● Task prompt:
Answer with a number only: how many lines of the data contain "real"?

● Given data:
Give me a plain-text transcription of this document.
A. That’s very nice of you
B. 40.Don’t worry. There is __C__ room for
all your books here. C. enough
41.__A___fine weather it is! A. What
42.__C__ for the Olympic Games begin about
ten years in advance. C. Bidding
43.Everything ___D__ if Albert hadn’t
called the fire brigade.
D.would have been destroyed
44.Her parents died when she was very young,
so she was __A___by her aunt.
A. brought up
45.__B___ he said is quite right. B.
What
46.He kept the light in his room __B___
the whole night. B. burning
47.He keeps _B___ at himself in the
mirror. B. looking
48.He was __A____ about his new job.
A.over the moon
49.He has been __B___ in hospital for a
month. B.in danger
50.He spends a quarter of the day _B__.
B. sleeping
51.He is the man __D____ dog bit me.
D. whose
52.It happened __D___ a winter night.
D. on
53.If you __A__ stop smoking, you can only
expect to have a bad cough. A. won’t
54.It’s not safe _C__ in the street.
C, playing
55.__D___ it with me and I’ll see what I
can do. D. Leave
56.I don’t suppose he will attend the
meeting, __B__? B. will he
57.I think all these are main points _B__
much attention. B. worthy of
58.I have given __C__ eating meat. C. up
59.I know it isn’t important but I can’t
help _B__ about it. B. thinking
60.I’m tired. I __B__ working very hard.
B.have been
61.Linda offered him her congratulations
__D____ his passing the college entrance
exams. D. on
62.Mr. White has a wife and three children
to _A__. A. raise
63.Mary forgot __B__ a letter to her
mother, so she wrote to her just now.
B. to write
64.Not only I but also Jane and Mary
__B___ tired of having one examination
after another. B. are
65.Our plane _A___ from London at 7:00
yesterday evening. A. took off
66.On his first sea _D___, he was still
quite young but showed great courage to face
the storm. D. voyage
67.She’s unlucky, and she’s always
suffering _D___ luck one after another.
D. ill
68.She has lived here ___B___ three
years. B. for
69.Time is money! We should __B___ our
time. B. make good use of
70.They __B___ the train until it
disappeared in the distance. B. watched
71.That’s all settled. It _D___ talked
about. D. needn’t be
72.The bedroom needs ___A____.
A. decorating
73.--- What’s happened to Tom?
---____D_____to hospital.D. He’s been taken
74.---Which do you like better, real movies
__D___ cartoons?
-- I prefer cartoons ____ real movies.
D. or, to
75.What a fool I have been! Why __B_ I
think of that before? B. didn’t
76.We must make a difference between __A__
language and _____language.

● Written response:
2